▶ **What you should do**: Set the following entries down again exactly, line by line.

**** Records supplied

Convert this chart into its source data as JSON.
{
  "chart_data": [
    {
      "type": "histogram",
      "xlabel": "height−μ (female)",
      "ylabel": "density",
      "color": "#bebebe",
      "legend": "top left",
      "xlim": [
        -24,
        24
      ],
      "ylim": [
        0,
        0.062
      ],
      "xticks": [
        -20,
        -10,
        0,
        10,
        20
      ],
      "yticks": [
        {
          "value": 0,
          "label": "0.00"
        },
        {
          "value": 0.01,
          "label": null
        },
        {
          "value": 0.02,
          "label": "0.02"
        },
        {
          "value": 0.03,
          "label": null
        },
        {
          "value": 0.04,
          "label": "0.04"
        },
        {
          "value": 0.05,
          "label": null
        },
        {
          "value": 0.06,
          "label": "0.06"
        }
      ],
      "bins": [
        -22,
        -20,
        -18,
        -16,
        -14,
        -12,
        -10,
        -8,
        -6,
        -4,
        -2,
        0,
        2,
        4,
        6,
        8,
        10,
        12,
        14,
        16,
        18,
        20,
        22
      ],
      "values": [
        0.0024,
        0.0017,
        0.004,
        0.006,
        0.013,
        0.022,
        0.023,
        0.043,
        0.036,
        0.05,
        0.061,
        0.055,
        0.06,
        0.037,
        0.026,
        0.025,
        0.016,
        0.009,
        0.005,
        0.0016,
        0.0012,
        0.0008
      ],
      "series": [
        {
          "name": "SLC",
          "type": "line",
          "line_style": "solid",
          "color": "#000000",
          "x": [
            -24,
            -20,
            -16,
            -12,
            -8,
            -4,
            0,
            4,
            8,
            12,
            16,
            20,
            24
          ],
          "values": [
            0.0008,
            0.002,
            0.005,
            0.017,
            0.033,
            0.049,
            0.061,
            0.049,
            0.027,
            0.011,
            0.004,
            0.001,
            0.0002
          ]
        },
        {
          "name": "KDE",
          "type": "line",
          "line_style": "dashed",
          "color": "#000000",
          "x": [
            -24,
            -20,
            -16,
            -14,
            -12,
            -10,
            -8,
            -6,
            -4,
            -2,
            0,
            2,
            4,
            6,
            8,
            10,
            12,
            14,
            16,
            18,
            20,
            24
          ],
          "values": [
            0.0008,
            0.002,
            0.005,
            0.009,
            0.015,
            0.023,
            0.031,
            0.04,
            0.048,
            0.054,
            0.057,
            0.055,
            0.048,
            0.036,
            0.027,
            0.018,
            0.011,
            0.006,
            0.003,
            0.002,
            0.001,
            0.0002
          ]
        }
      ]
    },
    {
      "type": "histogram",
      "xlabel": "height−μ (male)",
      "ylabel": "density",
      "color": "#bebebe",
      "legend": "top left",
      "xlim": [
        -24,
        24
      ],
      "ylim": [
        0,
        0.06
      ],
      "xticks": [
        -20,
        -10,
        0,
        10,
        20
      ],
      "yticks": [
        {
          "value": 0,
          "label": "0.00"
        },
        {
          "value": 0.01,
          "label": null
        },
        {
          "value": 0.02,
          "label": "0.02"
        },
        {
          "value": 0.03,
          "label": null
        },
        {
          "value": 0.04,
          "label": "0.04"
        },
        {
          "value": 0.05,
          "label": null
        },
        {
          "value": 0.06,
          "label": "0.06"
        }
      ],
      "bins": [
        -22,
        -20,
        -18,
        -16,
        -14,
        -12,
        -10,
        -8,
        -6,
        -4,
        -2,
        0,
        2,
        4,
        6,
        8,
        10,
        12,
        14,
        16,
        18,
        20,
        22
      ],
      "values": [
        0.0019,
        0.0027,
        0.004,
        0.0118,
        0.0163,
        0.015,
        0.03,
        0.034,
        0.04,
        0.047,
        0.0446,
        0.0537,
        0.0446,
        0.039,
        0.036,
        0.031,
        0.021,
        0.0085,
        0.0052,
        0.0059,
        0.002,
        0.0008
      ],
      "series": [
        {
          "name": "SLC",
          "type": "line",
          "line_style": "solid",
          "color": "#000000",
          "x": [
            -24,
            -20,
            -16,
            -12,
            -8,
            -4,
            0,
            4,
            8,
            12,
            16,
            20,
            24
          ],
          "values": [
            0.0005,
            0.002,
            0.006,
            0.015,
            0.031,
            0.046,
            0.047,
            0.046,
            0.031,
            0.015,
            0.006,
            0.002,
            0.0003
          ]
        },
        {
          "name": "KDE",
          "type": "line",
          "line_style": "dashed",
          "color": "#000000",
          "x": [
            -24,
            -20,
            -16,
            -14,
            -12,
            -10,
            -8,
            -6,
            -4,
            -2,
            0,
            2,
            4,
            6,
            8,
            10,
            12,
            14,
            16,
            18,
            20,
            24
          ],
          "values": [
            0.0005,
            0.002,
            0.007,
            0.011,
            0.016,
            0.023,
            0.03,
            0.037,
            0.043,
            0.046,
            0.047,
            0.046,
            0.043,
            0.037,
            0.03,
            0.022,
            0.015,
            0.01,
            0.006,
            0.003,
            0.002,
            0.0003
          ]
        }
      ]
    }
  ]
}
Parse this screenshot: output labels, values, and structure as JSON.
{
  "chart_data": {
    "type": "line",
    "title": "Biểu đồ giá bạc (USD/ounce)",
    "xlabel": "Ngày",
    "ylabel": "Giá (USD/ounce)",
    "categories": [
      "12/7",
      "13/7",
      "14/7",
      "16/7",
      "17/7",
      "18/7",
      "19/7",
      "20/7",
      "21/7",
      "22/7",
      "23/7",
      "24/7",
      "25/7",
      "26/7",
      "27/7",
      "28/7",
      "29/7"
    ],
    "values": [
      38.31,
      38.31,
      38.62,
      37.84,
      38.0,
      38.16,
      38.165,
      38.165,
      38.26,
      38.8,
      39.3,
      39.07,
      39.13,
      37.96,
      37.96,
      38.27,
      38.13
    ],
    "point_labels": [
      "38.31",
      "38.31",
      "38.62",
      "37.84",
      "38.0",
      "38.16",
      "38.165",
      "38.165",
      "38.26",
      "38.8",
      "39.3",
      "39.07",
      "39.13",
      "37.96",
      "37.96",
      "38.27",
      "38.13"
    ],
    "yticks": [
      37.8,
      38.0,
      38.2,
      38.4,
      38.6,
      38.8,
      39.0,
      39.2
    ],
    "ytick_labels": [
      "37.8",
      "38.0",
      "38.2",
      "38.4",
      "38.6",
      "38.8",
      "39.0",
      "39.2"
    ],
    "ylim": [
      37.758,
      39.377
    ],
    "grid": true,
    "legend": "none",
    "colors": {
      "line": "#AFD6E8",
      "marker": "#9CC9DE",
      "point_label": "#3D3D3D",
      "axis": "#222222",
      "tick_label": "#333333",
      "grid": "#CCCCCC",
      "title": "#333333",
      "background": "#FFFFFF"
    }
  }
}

********

▶ **Solved exercise**:
Convert this chart into its source data as JSON.
{
  "chart_data": [
    {
      "type": "histogram",
      "xlabel": "height−μ (female)",
      "ylabel": "density",
      "color": "#bebebe",
      "legend": "top left",
      "xlim": [
        -24,
        24
      ],
      "ylim": [
        0,
        0.062
      ],
      "xticks": [
        -20,
        -10,
        0,
        10,
        20
      ],
      "yticks": [
        {
          "value": 0,
          "label": "0.00"
        },
        {
          "value": 0.01,
          "label": null
        },
        {
          "value": 0.02,
          "label": "0.02"
        },
        {
          "value": 0.03,
          "label": null
        },
        {
          "value": 0.04,
          "label": "0.04"
        },
        {
          "value": 0.05,
          "label": null
        },
        {
          "value": 0.06,
          "label": "0.06"
        }
      ],
      "bins": [
        -22,
        -20,
        -18,
        -16,
        -14,
        -12,
        -10,
        -8,
        -6,
        -4,
        -2,
        0,
        2,
        4,
        6,
        8,
        10,
        12,
        14,
        16,
        18,
        20,
        22
      ],
      "values": [
        0.0024,
        0.0017,
        0.004,
        0.006,
        0.013,
        0.022,
        0.023,
        0.043,
        0.036,
        0.05,
        0.061,
        0.055,
        0.06,
        0.037,
        0.026,
        0.025,
        0.016,
        0.009,
        0.005,
        0.0016,
        0.0012,
        0.0008
      ],
      "series": [
        {
          "name": "SLC",
          "type": "line",
          "line_style": "solid",
          "color": "#000000",
          "x": [
            -24,
            -20,
            -16,
            -12,
            -8,
            -4,
            0,
            4,
            8,
            12,
            16,
            20,
            24
          ],
          "values": [
            0.0008,
            0.002,
            0.005,
            0.017,
            0.033,
            0.049,
            0.061,
            0.049,
            0.027,
            0.011,
            0.004,
            0.001,
            0.0002
          ]
        },
        {
          "name": "KDE",
          "type": "line",
          "line_style": "dashed",
          "color": "#000000",
          "x": [
            -24,
            -20,
            -16,
            -14,
            -12,
            -10,
            -8,
            -6,
            -4,
            -2,
            0,
            2,
            4,
            6,
            8,
            10,
            12,
            14,
            16,
            18,
            20,
            24
          ],
          "values": [
            0.0008,
            0.002,
            0.005,
            0.009,
            0.015,
            0.023,
            0.031,
            0.04,
            0.048,
            0.054,
            0.057,
            0.055,
            0.048,
            0.036,
            0.027,
            0.018,
            0.011,
            0.006,
            0.003,
            0.002,
            0.001,
            0.0002
          ]
        }
      ]
    },
    {
      "type": "histogram",
      "xlabel": "height−μ (male)",
      "ylabel": "density",
      "color": "#bebebe",
      "legend": "top left",
      "xlim": [
        -24,
        24
      ],
      "ylim": [
        0,
        0.06
      ],
      "xticks": [
        -20,
        -10,
        0,
        10,
        20
      ],
      "yticks": [
        {
          "value": 0,
          "label": "0.00"
        },
        {
          "value": 0.01,
          "label": null
        },
        {
          "value": 0.02,
          "label": "0.02"
        },
        {
          "value": 0.03,
          "label": null
        },
        {
          "value": 0.04,
          "label": "0.04"
        },
        {
          "value": 0.05,
          "label": null
        },
        {
          "value": 0.06,
          "label": "0.06"
        }
      ],
      "bins": [
        -22,
        -20,
        -18,
        -16,
        -14,
        -12,
        -10,
        -8,
        -6,
        -4,
        -2,
        0,
        2,
        4,
        6,
        8,
        10,
        12,
        14,
        16,
        18,
        20,
        22
      ],
      "values": [
        0.0019,
        0.0027,
        0.004,
        0.0118,
        0.0163,
        0.015,
        0.03,
        0.034,
        0.04,
        0.047,
        0.0446,
        0.0537,
        0.0446,
        0.039,
        0.036,
        0.031,
        0.021,
        0.0085,
        0.0052,
        0.0059,
        0.002,
        0.0008
      ],
      "series": [
        {
          "name": "SLC",
          "type": "line",
          "line_style": "solid",
          "color": "#000000",
          "x": [
            -24,
            -20,
            -16,
            -12,
            -8,
            -4,
            0,
            4,
            8,
            12,
            16,
            20,
            24
          ],
          "values": [
            0.0005,
            0.002,
            0.006,
            0.015,
            0.031,
            0.046,
            0.047,
            0.046,
            0.031,
            0.015,
            0.006,
            0.002,
            0.0003
          ]
        },
        {
          "name": "KDE",
          "type": "line",
          "line_style": "dashed",
          "color": "#000000",
          "x": [
            -24,
            -20,
            -16,
            -14,
            -12,
            -10,
            -8,
            -6,
            -4,
            -2,
            0,
            2,
            4,
            6,
            8,
            10,
            12,
            14,
            16,
            18,
            20,
            24
          ],
          "values": [
            0.0005,
            0.002,
            0.007,
            0.011,
            0.016,
            0.023,
            0.03,
            0.037,
            0.043,
            0.046,
            0.047,
            0.046,
            0.043,
            0.037,
            0.03,
            0.022,
            0.015,
            0.01,
            0.006,
            0.003,
            0.002,
            0.0003
          ]
        }
      ]
    }
  ]
}
Parse this screenshot: output labels, values, and structure as JSON.
{
  "chart_data": {
    "type": "line",
    "title": "Biểu đồ giá bạc (USD/ounce)",
    "xlabel": "Ngày",
    "ylabel": "Giá (USD/ounce)",
    "categories": [
      "12/7",
      "13/7",
      "14/7",
      "16/7",
      "17/7",
      "18/7",
      "19/7",
      "20/7",
      "21/7",
      "22/7",
      "23/7",
      "24/7",
      "25/7",
      "26/7",
      "27/7",
      "28/7",
      "29/7"
    ],
    "values": [
      38.31,
      38.31,
      38.62,
      37.84,
      38.0,
      38.16,
      38.165,
      38.165,
      38.26,
      38.8,
      39.3,
      39.07,
      39.13,
      37.96,
      37.96,
      38.27,
      38.13
    ],
    "point_labels": [
      "38.31",
      "38.31",
      "38.62",
      "37.84",
      "38.0",
      "38.16",
      "38.165",
      "38.165",
      "38.26",
      "38.8",
      "39.3",
      "39.07",
      "39.13",
      "37.96",
      "37.96",
      "38.27",
      "38.13"
    ],
    "yticks": [
      37.8,
      38.0,
      38.2,
      38.4,
      38.6,
      38.8,
      39.0,
      39.2
    ],
    "ytick_labels": [
      "37.8",
      "38.0",
      "38.2",
      "38.4",
      "38.6",
      "38.8",
      "39.0",
      "39.2"
    ],
    "ylim": [
      37.758,
      39.377
    ],
    "grid": true,
    "legend": "none",
    "colors": {
      "line": "#AFD6E8",
      "marker": "#9CC9DE",
      "point_label": "#3D3D3D",
      "axis": "#222222",
      "tick_label": "#333333",
      "grid": "#CCCCCC",
      "title": "#333333",
      "background": "#FFFFFF"
    }
  }
}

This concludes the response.